----- Dataset rows -----

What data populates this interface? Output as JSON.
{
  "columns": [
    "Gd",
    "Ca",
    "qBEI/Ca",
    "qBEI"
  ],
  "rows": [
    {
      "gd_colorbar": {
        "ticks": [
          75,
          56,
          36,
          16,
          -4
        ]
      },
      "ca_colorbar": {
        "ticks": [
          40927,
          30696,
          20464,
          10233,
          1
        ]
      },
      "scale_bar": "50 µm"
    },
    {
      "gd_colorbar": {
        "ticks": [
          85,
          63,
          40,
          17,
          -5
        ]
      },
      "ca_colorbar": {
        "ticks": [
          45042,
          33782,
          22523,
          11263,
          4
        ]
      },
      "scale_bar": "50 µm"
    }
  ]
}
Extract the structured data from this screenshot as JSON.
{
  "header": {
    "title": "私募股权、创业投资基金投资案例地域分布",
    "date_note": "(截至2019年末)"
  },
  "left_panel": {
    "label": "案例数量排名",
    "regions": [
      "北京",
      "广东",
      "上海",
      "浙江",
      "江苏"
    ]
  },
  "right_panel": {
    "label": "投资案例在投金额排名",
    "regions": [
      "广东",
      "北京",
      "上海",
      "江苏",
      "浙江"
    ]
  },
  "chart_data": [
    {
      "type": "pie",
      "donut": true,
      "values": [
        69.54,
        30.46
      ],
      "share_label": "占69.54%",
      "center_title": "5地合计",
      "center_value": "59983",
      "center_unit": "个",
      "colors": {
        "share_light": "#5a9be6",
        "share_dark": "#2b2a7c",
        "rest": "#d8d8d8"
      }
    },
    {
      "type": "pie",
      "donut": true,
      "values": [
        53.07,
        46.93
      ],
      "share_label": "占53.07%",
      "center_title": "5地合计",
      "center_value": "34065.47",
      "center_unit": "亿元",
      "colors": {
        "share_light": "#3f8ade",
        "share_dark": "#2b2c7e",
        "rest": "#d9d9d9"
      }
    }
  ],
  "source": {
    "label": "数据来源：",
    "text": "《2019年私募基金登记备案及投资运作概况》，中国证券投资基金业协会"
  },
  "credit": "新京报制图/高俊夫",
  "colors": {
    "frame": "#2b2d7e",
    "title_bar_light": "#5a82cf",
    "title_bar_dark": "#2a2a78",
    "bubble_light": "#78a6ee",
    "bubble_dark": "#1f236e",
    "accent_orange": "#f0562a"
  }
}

-----

Output all records verbatim.

What data populates this interface? Output as JSON.
{
  "columns": [
    "Gd",
    "Ca",
    "qBEI/Ca",
    "qBEI"
  ],
  "rows": [
    {
      "gd_colorbar": {
        "ticks": [
          75,
          56,
          36,
          16,
          -4
        ]
      },
      "ca_colorbar": {
        "ticks": [
          40927,
          30696,
          20464,
          10233,
          1
        ]
      },
      "scale_bar": "50 µm"
    },
    {
      "gd_colorbar": {
        "ticks": [
          85,
          63,
          40,
          17,
          -5
        ]
      },
      "ca_colorbar": {
        "ticks": [
          45042,
          33782,
          22523,
          11263,
          4
        ]
      },
      "scale_bar": "50 µm"
    }
  ]
}
Extract the structured data from this screenshot as JSON.
{
  "header": {
    "title": "私募股权、创业投资基金投资案例地域分布",
    "date_note": "(截至2019年末)"
  },
  "left_panel": {
    "label": "案例数量排名",
    "regions": [
      "北京",
      "广东",
      "上海",
      "浙江",
      "江苏"
    ]
  },
  "right_panel": {
    "label": "投资案例在投金额排名",
    "regions": [
      "广东",
      "北京",
      "上海",
      "江苏",
      "浙江"
    ]
  },
  "chart_data": [
    {
      "type": "pie",
      "donut": true,
      "values": [
        69.54,
        30.46
      ],
      "share_label": "占69.54%",
      "center_title": "5地合计",
      "center_value": "59983",
      "center_unit": "个",
      "colors": {
        "share_light": "#5a9be6",
        "share_dark": "#2b2a7c",
        "rest": "#d8d8d8"
      }
    },
    {
      "type": "pie",
      "donut": true,
      "values": [
        53.07,
        46.93
      ],
      "share_label": "占53.07%",
      "center_title": "5地合计",
      "center_value": "34065.47",
      "center_unit": "亿元",
      "colors": {
        "share_light": "#3f8ade",
        "share_dark": "#2b2c7e",
        "rest": "#d9d9d9"
      }
    }
  ],
  "source": {
    "label": "数据来源：",
    "text": "《2019年私募基金登记备案及投资运作概况》，中国证券投资基金业协会"
  },
  "credit": "新京报制图/高俊夫",
  "colors": {
    "frame": "#2b2d7e",
    "title_bar_light": "#5a82cf",
    "title_bar_dark": "#2a2a78",
    "bubble_light": "#78a6ee",
    "bubble_dark": "#1f236e",
    "accent_orange": "#f0562a"
  }
}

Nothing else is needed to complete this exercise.